(Saved entries)
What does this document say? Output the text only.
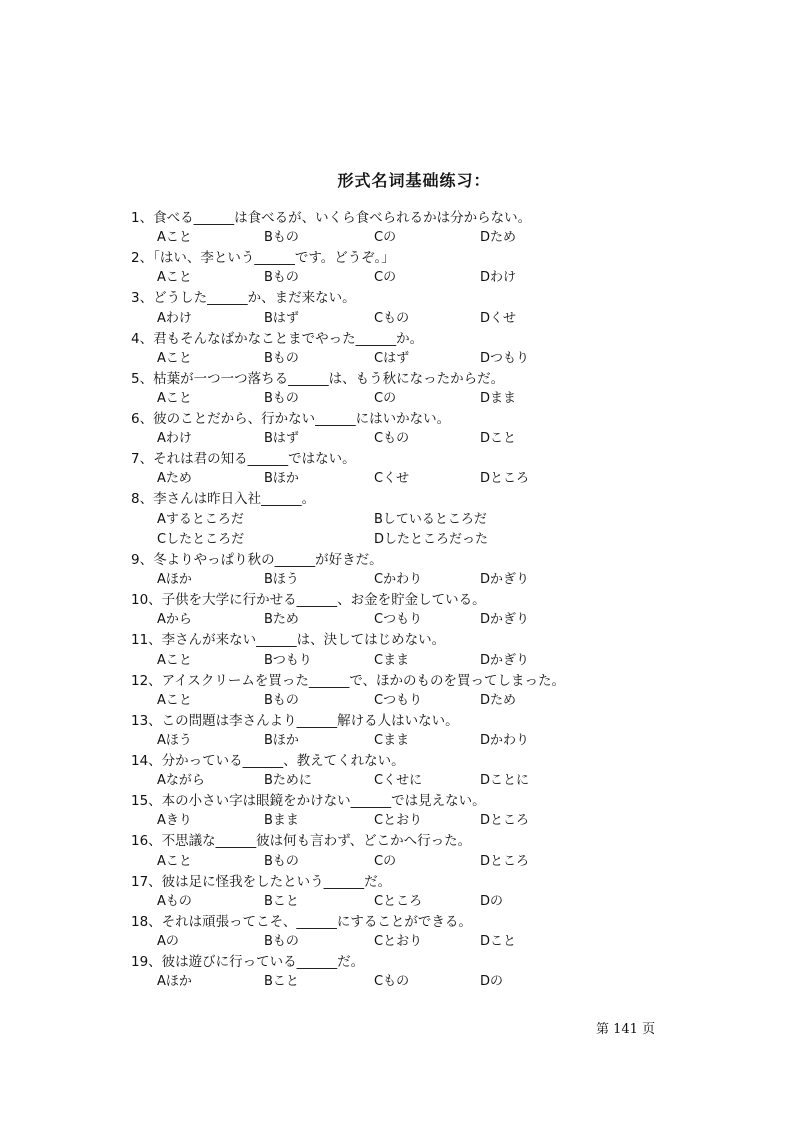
形式名词基础练习：
1、食べる______は食べるが、いくら食べられるかは分からない。
Aこと	Bもの	Cの	Dため
2、「はい、李という______です。どうぞ。」
Aこと	Bもの	Cの	Dわけ
3、どうした______か、まだ来ない。
Aわけ	Bはず	Cもの	Dくせ
4、君もそんなばかなことまでやった______か。
Aこと	Bもの	Cはず	Dつもり
5、枯葉が一つ一つ落ちる______は、もう秋になったからだ。
Aこと	Bもの	Cの	Dまま
6、彼のことだから、行かない______にはいかない。
Aわけ	Bはず	Cもの	Dこと
7、それは君の知る______ではない。
Aため	Bほか	Cくせ	Dところ
8、李さんは昨日入社______。
Aするところだ	Bしているところだ
Cしたところだ	Dしたところだった
9、冬よりやっぱり秋の______が好きだ。
Aほか	Bほう	Cかわり	Dかぎり
10、子供を大学に行かせる______、お金を貯金している。
Aから	Bため	Cつもり	Dかぎり
11、李さんが来ない______は、決してはじめない。
Aこと	Bつもり	Cまま	Dかぎり
12、アイスクリームを買った______で、ほかのものを買ってしまった。
Aこと	Bもの	Cつもり	Dため
13、この問題は李さんより______解ける人はいない。
Aほう	Bほか	Cまま	Dかわり
14、分かっている______、教えてくれない。
Aながら	Bために	Cくせに	Dことに
15、本の小さい字は眼鏡をかけない______では見えない。
Aきり	Bまま	Cとおり	Dところ
16、不思議な______彼は何も言わず、どこかへ行った。
Aこと	Bもの	Cの	Dところ
17、彼は足に怪我をしたという______だ。
Aもの	Bこと	Cところ	Dの
18、それは頑張ってこそ、______にすることができる。
Aの	Bもの	Cとおり	Dこと
19、彼は遊びに行っている______だ。
Aほか	Bこと	Cもの	Dの
第 141 页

- What you should do -
The material above must be printed exactly, with its pictures left out.

- Response to this task -
What does this document say? Output the text only.
形式名词基础练习：
1、食べる______は食べるが、いくら食べられるかは分からない。
Aこと	Bもの	Cの	Dため
2、「はい、李という______です。どうぞ。」
Aこと	Bもの	Cの	Dわけ
3、どうした______か、まだ来ない。
Aわけ	Bはず	Cもの	Dくせ
4、君もそんなばかなことまでやった______か。
Aこと	Bもの	Cはず	Dつもり
5、枯葉が一つ一つ落ちる______は、もう秋になったからだ。
Aこと	Bもの	Cの	Dまま
6、彼のことだから、行かない______にはいかない。
Aわけ	Bはず	Cもの	Dこと
7、それは君の知る______ではない。
Aため	Bほか	Cくせ	Dところ
8、李さんは昨日入社______。
Aするところだ	Bしているところだ
Cしたところだ	Dしたところだった
9、冬よりやっぱり秋の______が好きだ。
Aほか	Bほう	Cかわり	Dかぎり
10、子供を大学に行かせる______、お金を貯金している。
Aから	Bため	Cつもり	Dかぎり
11、李さんが来ない______は、決してはじめない。
Aこと	Bつもり	Cまま	Dかぎり
12、アイスクリームを買った______で、ほかのものを買ってしまった。
Aこと	Bもの	Cつもり	Dため
13、この問題は李さんより______解ける人はいない。
Aほう	Bほか	Cまま	Dかわり
14、分かっている______、教えてくれない。
Aながら	Bために	Cくせに	Dことに
15、本の小さい字は眼鏡をかけない______では見えない。
Aきり	Bまま	Cとおり	Dところ
16、不思議な______彼は何も言わず、どこかへ行った。
Aこと	Bもの	Cの	Dところ
17、彼は足に怪我をしたという______だ。
Aもの	Bこと	Cところ	Dの
18、それは頑張ってこそ、______にすることができる。
Aの	Bもの	Cとおり	Dこと
19、彼は遊びに行っている______だ。
Aほか	Bこと	Cもの	Dの
第 141 页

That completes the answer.